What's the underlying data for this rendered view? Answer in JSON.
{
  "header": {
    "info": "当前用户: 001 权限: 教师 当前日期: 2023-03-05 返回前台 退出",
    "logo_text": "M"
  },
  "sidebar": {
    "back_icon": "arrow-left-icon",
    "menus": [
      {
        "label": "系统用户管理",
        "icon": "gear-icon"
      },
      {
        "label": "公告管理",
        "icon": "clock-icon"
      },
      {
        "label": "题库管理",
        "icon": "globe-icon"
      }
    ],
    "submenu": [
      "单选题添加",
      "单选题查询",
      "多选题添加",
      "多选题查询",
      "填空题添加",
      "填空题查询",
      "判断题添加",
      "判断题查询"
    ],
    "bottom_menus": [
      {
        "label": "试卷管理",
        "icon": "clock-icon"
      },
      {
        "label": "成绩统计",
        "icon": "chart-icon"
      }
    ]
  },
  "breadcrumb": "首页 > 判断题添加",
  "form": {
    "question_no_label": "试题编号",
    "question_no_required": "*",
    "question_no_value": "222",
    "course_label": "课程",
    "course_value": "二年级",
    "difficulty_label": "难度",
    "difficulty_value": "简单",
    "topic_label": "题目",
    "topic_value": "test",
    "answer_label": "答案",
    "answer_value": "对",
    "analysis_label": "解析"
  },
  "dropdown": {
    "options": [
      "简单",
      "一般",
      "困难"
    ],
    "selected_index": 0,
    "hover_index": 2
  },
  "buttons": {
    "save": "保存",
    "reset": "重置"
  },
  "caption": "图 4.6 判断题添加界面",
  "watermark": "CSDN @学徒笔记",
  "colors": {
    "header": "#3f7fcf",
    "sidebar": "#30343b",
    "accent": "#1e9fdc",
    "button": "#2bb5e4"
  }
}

SET PROBLEM —
The lines above should be duplicated exactly.

WRITTEN SOLUTION —
What's the underlying data for this rendered view? Answer in JSON.
{
  "header": {
    "info": "当前用户: 001 权限: 教师 当前日期: 2023-03-05 返回前台 退出",
    "logo_text": "M"
  },
  "sidebar": {
    "back_icon": "arrow-left-icon",
    "menus": [
      {
        "label": "系统用户管理",
        "icon": "gear-icon"
      },
      {
        "label": "公告管理",
        "icon": "clock-icon"
      },
      {
        "label": "题库管理",
        "icon": "globe-icon"
      }
    ],
    "submenu": [
      "单选题添加",
      "单选题查询",
      "多选题添加",
      "多选题查询",
      "填空题添加",
      "填空题查询",
      "判断题添加",
      "判断题查询"
    ],
    "bottom_menus": [
      {
        "label": "试卷管理",
        "icon": "clock-icon"
      },
      {
        "label": "成绩统计",
        "icon": "chart-icon"
      }
    ]
  },
  "breadcrumb": "首页 > 判断题添加",
  "form": {
    "question_no_label": "试题编号",
    "question_no_required": "*",
    "question_no_value": "222",
    "course_label": "课程",
    "course_value": "二年级",
    "difficulty_label": "难度",
    "difficulty_value": "简单",
    "topic_label": "题目",
    "topic_value": "test",
    "answer_label": "答案",
    "answer_value": "对",
    "analysis_label": "解析"
  },
  "dropdown": {
    "options": [
      "简单",
      "一般",
      "困难"
    ],
    "selected_index": 0,
    "hover_index": 2
  },
  "buttons": {
    "save": "保存",
    "reset": "重置"
  },
  "caption": "图 4.6 判断题添加界面",
  "watermark": "CSDN @学徒笔记",
  "colors": {
    "header": "#3f7fcf",
    "sidebar": "#30343b",
    "accent": "#1e9fdc",
    "button": "#2bb5e4"
  }
}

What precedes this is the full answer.